[Data excerpts]

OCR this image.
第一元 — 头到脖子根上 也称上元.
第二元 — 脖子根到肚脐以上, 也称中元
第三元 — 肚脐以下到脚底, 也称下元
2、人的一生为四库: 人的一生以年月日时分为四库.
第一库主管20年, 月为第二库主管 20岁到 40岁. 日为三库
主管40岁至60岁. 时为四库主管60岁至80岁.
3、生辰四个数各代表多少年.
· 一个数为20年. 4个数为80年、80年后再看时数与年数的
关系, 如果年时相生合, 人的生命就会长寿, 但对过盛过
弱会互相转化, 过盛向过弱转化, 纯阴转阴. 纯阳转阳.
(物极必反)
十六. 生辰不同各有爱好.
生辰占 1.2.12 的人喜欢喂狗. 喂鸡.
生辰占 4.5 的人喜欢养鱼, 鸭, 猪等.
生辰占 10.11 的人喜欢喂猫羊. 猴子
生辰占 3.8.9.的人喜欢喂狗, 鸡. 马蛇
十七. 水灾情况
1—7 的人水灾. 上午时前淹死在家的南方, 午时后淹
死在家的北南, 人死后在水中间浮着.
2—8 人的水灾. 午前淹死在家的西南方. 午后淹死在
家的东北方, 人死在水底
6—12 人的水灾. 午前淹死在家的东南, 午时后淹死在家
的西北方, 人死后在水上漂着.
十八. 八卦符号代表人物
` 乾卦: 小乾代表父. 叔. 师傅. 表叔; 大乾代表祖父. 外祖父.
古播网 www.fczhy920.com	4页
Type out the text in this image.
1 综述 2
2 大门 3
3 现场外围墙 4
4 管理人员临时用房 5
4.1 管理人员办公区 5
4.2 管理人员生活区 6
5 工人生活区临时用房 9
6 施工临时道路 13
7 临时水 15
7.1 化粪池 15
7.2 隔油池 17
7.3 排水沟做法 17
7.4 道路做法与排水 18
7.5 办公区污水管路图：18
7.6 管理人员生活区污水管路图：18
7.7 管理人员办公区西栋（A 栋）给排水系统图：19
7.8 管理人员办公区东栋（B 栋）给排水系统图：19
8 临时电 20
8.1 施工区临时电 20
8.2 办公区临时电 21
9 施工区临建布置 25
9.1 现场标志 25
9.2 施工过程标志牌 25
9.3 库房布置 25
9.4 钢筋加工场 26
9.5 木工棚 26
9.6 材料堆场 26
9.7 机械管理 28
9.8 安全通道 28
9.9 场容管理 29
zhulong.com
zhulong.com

## What is asked
Reproduce each line of the material above precisely.

## Completed exercise
OCR this image.
第一元 — 头到脖子根上 也称上元.
第二元 — 脖子根到肚脐以上, 也称中元
第三元 — 肚脐以下到脚底, 也称下元
2、人的一生为四库: 人的一生以年月日时分为四库.
第一库主管20年, 月为第二库主管 20岁到 40岁. 日为三库
主管40岁至60岁. 时为四库主管60岁至80岁.
3、生辰四个数各代表多少年.
· 一个数为20年. 4个数为80年、80年后再看时数与年数的
关系, 如果年时相生合, 人的生命就会长寿, 但对过盛过
弱会互相转化, 过盛向过弱转化, 纯阴转阴. 纯阳转阳.
(物极必反)
十六. 生辰不同各有爱好.
生辰占 1.2.12 的人喜欢喂狗. 喂鸡.
生辰占 4.5 的人喜欢养鱼, 鸭, 猪等.
生辰占 10.11 的人喜欢喂猫羊. 猴子
生辰占 3.8.9.的人喜欢喂狗, 鸡. 马蛇
十七. 水灾情况
1—7 的人水灾. 上午时前淹死在家的南方, 午时后淹
死在家的北南, 人死后在水中间浮着.
2—8 人的水灾. 午前淹死在家的西南方. 午后淹死在
家的东北方, 人死在水底
6—12 人的水灾. 午前淹死在家的东南, 午时后淹死在家
的西北方, 人死后在水上漂着.
十八. 八卦符号代表人物
` 乾卦: 小乾代表父. 叔. 师傅. 表叔; 大乾代表祖父. 外祖父.
古播网 www.fczhy920.com	4页
Type out the text in this image.
1 综述 2
2 大门 3
3 现场外围墙 4
4 管理人员临时用房 5
4.1 管理人员办公区 5
4.2 管理人员生活区 6
5 工人生活区临时用房 9
6 施工临时道路 13
7 临时水 15
7.1 化粪池 15
7.2 隔油池 17
7.3 排水沟做法 17
7.4 道路做法与排水 18
7.5 办公区污水管路图：18
7.6 管理人员生活区污水管路图：18
7.7 管理人员办公区西栋（A 栋）给排水系统图：19
7.8 管理人员办公区东栋（B 栋）给排水系统图：19
8 临时电 20
8.1 施工区临时电 20
8.2 办公区临时电 21
9 施工区临建布置 25
9.1 现场标志 25
9.2 施工过程标志牌 25
9.3 库房布置 25
9.4 钢筋加工场 26
9.5 木工棚 26
9.6 材料堆场 26
9.7 机械管理 28
9.8 安全通道 28
9.9 场容管理 29
zhulong.com
zhulong.com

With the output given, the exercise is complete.